* Directions
Show every line below where "walked" can be found.

--- Begin ---

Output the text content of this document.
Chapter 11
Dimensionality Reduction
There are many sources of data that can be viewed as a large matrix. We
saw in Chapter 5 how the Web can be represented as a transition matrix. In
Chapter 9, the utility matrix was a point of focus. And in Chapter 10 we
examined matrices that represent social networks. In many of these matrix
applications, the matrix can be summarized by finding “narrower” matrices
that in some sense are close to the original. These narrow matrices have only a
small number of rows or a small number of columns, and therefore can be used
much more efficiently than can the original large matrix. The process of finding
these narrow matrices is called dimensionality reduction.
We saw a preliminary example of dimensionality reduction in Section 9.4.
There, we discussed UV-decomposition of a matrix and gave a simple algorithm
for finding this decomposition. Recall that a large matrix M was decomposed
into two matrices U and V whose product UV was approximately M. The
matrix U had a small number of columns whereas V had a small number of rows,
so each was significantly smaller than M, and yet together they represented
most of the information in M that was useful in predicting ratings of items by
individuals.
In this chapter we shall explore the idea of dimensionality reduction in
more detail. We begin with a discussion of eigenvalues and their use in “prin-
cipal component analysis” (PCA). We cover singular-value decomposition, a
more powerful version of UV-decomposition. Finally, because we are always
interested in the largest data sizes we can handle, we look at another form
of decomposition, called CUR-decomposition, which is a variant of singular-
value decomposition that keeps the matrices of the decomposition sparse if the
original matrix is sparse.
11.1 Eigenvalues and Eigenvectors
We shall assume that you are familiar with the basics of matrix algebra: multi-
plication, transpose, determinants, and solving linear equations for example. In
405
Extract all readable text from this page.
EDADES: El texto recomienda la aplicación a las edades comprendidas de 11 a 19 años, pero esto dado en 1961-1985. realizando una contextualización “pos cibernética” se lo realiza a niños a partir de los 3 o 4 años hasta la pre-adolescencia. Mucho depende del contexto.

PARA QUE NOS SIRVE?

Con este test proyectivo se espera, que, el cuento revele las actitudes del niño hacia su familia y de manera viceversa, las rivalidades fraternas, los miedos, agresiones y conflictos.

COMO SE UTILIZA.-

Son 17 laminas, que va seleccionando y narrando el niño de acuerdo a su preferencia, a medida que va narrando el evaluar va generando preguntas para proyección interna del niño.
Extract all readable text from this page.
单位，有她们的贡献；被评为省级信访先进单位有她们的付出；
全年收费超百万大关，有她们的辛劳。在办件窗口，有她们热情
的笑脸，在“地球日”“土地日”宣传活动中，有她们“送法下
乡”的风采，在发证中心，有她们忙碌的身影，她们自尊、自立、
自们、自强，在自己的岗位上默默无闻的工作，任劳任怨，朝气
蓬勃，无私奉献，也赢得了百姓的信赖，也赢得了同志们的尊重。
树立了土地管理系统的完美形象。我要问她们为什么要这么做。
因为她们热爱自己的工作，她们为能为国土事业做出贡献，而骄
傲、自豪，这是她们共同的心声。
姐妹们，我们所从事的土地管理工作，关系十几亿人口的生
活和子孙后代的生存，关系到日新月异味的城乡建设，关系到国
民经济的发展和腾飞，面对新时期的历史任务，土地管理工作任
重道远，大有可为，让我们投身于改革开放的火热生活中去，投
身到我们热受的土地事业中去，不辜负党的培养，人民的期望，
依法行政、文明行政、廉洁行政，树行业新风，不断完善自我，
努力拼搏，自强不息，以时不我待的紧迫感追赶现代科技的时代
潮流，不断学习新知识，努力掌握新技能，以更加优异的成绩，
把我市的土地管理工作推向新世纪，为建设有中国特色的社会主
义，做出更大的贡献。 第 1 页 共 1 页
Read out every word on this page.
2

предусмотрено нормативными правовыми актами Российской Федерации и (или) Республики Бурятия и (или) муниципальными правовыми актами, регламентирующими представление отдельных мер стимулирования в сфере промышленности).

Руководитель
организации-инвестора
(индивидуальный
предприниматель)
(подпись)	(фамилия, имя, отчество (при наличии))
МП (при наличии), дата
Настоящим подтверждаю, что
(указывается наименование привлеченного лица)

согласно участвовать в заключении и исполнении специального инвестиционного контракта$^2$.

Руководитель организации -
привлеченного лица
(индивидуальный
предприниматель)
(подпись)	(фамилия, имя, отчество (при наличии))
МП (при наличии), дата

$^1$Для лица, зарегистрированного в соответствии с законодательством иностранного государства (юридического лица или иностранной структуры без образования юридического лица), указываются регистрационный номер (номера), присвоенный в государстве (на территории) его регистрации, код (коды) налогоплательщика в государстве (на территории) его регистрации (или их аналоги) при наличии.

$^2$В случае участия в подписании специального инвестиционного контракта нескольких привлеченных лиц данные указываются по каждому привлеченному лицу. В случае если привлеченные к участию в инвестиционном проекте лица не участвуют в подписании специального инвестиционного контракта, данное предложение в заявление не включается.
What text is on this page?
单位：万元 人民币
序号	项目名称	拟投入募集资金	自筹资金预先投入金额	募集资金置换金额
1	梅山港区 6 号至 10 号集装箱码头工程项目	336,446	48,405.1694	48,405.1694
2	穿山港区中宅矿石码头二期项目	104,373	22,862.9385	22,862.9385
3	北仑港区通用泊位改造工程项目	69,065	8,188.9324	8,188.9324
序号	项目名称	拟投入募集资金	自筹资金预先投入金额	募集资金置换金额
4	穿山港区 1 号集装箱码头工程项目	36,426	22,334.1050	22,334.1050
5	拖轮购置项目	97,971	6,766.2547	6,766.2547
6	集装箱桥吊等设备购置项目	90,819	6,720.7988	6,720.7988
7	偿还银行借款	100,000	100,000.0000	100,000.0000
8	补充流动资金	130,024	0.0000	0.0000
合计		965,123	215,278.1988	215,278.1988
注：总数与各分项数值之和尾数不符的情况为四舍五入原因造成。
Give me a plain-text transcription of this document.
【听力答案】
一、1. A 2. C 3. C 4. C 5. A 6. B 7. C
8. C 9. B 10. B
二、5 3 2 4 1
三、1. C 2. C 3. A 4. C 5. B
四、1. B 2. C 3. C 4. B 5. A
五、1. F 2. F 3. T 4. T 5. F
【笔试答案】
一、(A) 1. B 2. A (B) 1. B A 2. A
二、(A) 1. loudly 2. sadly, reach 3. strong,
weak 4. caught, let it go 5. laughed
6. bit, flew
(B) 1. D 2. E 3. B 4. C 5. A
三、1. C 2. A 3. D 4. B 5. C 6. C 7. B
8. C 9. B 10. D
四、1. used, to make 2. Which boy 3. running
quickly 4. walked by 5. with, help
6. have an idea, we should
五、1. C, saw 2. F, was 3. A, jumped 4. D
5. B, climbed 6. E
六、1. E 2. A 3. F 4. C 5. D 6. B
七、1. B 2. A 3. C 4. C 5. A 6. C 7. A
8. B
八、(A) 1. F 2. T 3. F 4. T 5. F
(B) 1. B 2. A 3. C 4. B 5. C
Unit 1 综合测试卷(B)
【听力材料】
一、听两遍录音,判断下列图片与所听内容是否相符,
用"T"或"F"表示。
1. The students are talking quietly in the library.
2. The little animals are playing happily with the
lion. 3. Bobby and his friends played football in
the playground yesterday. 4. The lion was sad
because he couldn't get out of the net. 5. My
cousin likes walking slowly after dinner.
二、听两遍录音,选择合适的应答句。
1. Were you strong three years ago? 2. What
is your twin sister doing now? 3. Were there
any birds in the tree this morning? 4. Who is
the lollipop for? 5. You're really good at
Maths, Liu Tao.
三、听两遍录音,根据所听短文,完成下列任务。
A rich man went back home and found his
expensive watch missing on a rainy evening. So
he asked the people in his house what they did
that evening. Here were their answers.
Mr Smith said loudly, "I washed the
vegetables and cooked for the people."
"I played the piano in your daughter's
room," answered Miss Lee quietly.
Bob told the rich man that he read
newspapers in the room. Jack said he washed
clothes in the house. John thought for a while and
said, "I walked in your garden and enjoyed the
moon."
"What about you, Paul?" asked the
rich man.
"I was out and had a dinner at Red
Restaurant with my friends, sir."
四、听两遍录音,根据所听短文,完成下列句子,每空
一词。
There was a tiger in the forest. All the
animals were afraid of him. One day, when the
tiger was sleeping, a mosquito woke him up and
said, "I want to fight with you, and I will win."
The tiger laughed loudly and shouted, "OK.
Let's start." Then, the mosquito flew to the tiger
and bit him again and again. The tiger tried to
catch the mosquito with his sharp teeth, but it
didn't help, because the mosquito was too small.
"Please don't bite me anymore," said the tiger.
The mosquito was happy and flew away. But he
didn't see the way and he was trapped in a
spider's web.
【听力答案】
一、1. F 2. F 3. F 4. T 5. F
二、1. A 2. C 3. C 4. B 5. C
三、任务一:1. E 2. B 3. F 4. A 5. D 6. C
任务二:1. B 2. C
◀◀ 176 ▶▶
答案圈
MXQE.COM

--- End ---

* Correct response
quickly 4. walked by 5. with, help
said, "I walked in your garden and enjoyed the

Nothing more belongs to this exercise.